→ **EXERCISE TASK**
Establish how many lines in the material include the string "Karel" and report it as a lone number.

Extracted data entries
***

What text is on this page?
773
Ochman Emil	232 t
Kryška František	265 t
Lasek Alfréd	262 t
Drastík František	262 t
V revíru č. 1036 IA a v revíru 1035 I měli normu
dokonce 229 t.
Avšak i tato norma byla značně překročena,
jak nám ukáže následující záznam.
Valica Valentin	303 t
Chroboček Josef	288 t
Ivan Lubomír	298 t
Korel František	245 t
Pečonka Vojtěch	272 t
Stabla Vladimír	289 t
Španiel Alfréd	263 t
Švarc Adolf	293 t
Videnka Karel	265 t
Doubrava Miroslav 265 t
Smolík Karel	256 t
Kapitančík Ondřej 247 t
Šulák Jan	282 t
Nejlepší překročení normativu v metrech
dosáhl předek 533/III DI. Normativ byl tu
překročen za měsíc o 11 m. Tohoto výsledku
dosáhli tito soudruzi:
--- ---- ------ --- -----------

***

→ **COMPLETED EXERCISE**
2